» SOURCE MATERIAL
— Begin —

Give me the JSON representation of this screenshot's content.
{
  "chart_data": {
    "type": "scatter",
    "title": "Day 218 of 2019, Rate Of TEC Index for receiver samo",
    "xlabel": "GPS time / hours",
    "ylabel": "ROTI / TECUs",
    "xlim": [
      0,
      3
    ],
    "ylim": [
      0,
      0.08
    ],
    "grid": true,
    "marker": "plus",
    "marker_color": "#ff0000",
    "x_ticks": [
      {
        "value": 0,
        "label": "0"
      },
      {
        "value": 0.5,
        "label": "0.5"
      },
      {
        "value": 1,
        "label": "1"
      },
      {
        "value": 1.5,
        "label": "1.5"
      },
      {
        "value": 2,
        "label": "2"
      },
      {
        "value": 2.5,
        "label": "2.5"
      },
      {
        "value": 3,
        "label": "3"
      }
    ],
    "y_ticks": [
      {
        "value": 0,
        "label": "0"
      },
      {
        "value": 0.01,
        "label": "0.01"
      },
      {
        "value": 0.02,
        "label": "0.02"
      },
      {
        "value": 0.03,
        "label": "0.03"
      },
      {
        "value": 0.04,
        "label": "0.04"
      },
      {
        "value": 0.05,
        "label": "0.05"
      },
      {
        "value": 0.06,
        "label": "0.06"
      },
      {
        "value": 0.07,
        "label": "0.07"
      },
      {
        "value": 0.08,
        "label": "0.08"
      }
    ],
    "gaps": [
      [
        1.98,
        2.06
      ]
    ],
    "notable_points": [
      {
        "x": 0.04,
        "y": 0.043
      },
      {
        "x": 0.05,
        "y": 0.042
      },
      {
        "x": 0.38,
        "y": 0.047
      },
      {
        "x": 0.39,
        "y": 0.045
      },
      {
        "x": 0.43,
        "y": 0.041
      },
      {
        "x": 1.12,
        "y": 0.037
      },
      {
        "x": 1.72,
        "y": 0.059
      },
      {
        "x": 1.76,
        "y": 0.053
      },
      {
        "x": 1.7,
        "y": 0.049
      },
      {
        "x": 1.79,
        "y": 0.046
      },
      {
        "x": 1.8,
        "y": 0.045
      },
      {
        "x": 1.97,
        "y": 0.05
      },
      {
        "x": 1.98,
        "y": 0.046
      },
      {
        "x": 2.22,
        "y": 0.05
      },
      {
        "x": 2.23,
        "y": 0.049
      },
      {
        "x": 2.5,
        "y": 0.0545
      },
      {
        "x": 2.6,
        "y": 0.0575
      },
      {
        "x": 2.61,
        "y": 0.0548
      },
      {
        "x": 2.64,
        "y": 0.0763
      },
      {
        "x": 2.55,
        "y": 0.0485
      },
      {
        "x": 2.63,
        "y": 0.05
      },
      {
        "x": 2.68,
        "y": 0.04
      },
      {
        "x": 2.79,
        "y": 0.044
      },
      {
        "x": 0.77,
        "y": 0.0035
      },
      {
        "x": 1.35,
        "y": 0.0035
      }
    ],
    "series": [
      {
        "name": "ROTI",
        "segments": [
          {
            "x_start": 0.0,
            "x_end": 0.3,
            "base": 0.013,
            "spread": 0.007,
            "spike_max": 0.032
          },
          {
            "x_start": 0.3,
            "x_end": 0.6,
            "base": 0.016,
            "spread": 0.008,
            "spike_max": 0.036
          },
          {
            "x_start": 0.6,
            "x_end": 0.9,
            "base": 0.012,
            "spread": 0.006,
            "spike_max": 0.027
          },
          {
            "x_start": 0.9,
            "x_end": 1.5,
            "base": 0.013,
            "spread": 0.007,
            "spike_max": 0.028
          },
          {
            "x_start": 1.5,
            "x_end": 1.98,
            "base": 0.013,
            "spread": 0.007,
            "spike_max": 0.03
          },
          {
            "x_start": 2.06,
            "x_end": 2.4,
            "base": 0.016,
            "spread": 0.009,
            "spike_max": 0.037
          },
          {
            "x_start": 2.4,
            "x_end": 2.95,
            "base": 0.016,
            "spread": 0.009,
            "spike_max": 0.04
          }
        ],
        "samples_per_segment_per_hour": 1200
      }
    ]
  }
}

— End —

» OBJECTIVE
Repeat the listing in full, keeping every line exactly as it is.

» ANSWER TO THIS PROBLEM
Give me the JSON representation of this screenshot's content.
{
  "chart_data": {
    "type": "scatter",
    "title": "Day 218 of 2019, Rate Of TEC Index for receiver samo",
    "xlabel": "GPS time / hours",
    "ylabel": "ROTI / TECUs",
    "xlim": [
      0,
      3
    ],
    "ylim": [
      0,
      0.08
    ],
    "grid": true,
    "marker": "plus",
    "marker_color": "#ff0000",
    "x_ticks": [
      {
        "value": 0,
        "label": "0"
      },
      {
        "value": 0.5,
        "label": "0.5"
      },
      {
        "value": 1,
        "label": "1"
      },
      {
        "value": 1.5,
        "label": "1.5"
      },
      {
        "value": 2,
        "label": "2"
      },
      {
        "value": 2.5,
        "label": "2.5"
      },
      {
        "value": 3,
        "label": "3"
      }
    ],
    "y_ticks": [
      {
        "value": 0,
        "label": "0"
      },
      {
        "value": 0.01,
        "label": "0.01"
      },
      {
        "value": 0.02,
        "label": "0.02"
      },
      {
        "value": 0.03,
        "label": "0.03"
      },
      {
        "value": 0.04,
        "label": "0.04"
      },
      {
        "value": 0.05,
        "label": "0.05"
      },
      {
        "value": 0.06,
        "label": "0.06"
      },
      {
        "value": 0.07,
        "label": "0.07"
      },
      {
        "value": 0.08,
        "label": "0.08"
      }
    ],
    "gaps": [
      [
        1.98,
        2.06
      ]
    ],
    "notable_points": [
      {
        "x": 0.04,
        "y": 0.043
      },
      {
        "x": 0.05,
        "y": 0.042
      },
      {
        "x": 0.38,
        "y": 0.047
      },
      {
        "x": 0.39,
        "y": 0.045
      },
      {
        "x": 0.43,
        "y": 0.041
      },
      {
        "x": 1.12,
        "y": 0.037
      },
      {
        "x": 1.72,
        "y": 0.059
      },
      {
        "x": 1.76,
        "y": 0.053
      },
      {
        "x": 1.7,
        "y": 0.049
      },
      {
        "x": 1.79,
        "y": 0.046
      },
      {
        "x": 1.8,
        "y": 0.045
      },
      {
        "x": 1.97,
        "y": 0.05
      },
      {
        "x": 1.98,
        "y": 0.046
      },
      {
        "x": 2.22,
        "y": 0.05
      },
      {
        "x": 2.23,
        "y": 0.049
      },
      {
        "x": 2.5,
        "y": 0.0545
      },
      {
        "x": 2.6,
        "y": 0.0575
      },
      {
        "x": 2.61,
        "y": 0.0548
      },
      {
        "x": 2.64,
        "y": 0.0763
      },
      {
        "x": 2.55,
        "y": 0.0485
      },
      {
        "x": 2.63,
        "y": 0.05
      },
      {
        "x": 2.68,
        "y": 0.04
      },
      {
        "x": 2.79,
        "y": 0.044
      },
      {
        "x": 0.77,
        "y": 0.0035
      },
      {
        "x": 1.35,
        "y": 0.0035
      }
    ],
    "series": [
      {
        "name": "ROTI",
        "segments": [
          {
            "x_start": 0.0,
            "x_end": 0.3,
            "base": 0.013,
            "spread": 0.007,
            "spike_max": 0.032
          },
          {
            "x_start": 0.3,
            "x_end": 0.6,
            "base": 0.016,
            "spread": 0.008,
            "spike_max": 0.036
          },
          {
            "x_start": 0.6,
            "x_end": 0.9,
            "base": 0.012,
            "spread": 0.006,
            "spike_max": 0.027
          },
          {
            "x_start": 0.9,
            "x_end": 1.5,
            "base": 0.013,
            "spread": 0.007,
            "spike_max": 0.028
          },
          {
            "x_start": 1.5,
            "x_end": 1.98,
            "base": 0.013,
            "spread": 0.007,
            "spike_max": 0.03
          },
          {
            "x_start": 2.06,
            "x_end": 2.4,
            "base": 0.016,
            "spread": 0.009,
            "spike_max": 0.037
          },
          {
            "x_start": 2.4,
            "x_end": 2.95,
            "base": 0.016,
            "spread": 0.009,
            "spike_max": 0.04
          }
        ],
        "samples_per_segment_per_hour": 1200
      }
    ]
  }
}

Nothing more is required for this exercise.